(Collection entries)
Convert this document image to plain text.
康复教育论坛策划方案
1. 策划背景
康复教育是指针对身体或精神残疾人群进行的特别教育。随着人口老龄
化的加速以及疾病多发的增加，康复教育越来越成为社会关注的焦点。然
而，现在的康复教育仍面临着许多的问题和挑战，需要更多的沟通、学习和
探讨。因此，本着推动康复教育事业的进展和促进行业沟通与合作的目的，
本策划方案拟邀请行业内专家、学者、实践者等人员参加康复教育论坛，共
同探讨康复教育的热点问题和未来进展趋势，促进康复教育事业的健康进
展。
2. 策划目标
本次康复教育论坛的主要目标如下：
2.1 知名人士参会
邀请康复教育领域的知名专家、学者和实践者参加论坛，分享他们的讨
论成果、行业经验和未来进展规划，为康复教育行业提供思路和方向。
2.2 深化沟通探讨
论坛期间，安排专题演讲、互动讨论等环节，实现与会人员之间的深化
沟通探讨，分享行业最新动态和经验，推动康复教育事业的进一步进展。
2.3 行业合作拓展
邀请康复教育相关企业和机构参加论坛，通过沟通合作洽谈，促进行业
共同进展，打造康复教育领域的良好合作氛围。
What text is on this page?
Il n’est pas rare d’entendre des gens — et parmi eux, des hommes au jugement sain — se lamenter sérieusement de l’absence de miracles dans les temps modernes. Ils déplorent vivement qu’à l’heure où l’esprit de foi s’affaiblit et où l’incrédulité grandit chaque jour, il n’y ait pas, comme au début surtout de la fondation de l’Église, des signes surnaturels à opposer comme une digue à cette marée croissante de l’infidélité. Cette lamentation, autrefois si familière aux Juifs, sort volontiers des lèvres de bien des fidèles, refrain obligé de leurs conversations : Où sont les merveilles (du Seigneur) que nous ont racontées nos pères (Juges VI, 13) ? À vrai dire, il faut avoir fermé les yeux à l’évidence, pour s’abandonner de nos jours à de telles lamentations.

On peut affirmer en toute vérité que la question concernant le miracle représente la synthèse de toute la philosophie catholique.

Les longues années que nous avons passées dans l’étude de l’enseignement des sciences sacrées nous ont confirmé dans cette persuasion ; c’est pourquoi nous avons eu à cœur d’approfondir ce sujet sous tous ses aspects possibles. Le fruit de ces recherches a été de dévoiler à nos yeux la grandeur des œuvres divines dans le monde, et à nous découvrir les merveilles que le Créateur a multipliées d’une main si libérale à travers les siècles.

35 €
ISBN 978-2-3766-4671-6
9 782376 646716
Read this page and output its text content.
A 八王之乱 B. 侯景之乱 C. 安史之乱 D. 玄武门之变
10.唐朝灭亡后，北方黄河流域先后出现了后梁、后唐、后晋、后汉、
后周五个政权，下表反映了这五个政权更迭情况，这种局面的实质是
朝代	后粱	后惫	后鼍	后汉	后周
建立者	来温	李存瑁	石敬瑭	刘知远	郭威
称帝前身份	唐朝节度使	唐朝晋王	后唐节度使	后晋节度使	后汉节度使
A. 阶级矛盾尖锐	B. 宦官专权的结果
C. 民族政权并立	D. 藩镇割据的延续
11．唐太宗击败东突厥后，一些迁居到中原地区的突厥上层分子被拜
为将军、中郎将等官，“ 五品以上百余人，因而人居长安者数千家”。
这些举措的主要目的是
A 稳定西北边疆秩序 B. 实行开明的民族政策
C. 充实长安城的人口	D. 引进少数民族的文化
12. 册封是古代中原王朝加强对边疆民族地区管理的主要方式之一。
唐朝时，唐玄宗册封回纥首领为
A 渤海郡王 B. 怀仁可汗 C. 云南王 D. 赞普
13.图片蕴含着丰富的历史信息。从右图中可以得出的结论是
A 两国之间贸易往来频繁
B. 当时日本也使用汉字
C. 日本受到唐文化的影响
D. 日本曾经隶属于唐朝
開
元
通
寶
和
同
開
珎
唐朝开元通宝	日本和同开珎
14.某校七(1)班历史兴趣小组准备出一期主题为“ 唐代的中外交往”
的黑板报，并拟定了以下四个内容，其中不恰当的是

(PROBLEM DETAILS)
Copy all lines from the data that hold the word "dans".

(ANSWER TO THIS PROBLEM)
Il n’est pas rare d’entendre des gens — et parmi eux, des hommes au jugement sain — se lamenter sérieusement de l’absence de miracles dans les temps modernes. Ils déplorent vivement qu’à l’heure où l’esprit de foi s’affaiblit et où l’incrédulité grandit chaque jour, il n’y ait pas, comme au début surtout de la fondation de l’Église, des signes surnaturels à opposer comme une digue à cette marée croissante de l’infidélité. Cette lamentation, autrefois si familière aux Juifs, sort volontiers des lèvres de bien des fidèles, refrain obligé de leurs conversations : Où sont les merveilles (du Seigneur) que nous ont racontées nos pères (Juges VI, 13) ? À vrai dire, il faut avoir fermé les yeux à l’évidence, pour s’abandonner de nos jours à de telles lamentations.
Les longues années que nous avons passées dans l’étude de l’enseignement des sciences sacrées nous ont confirmé dans cette persuasion ; c’est pourquoi nous avons eu à cœur d’approfondir ce sujet sous tous ses aspects possibles. Le fruit de ces recherches a été de dévoiler à nos yeux la grandeur des œuvres divines dans le monde, et à nous découvrir les merveilles que le Créateur a multipliées d’une main si libérale à travers les siècles.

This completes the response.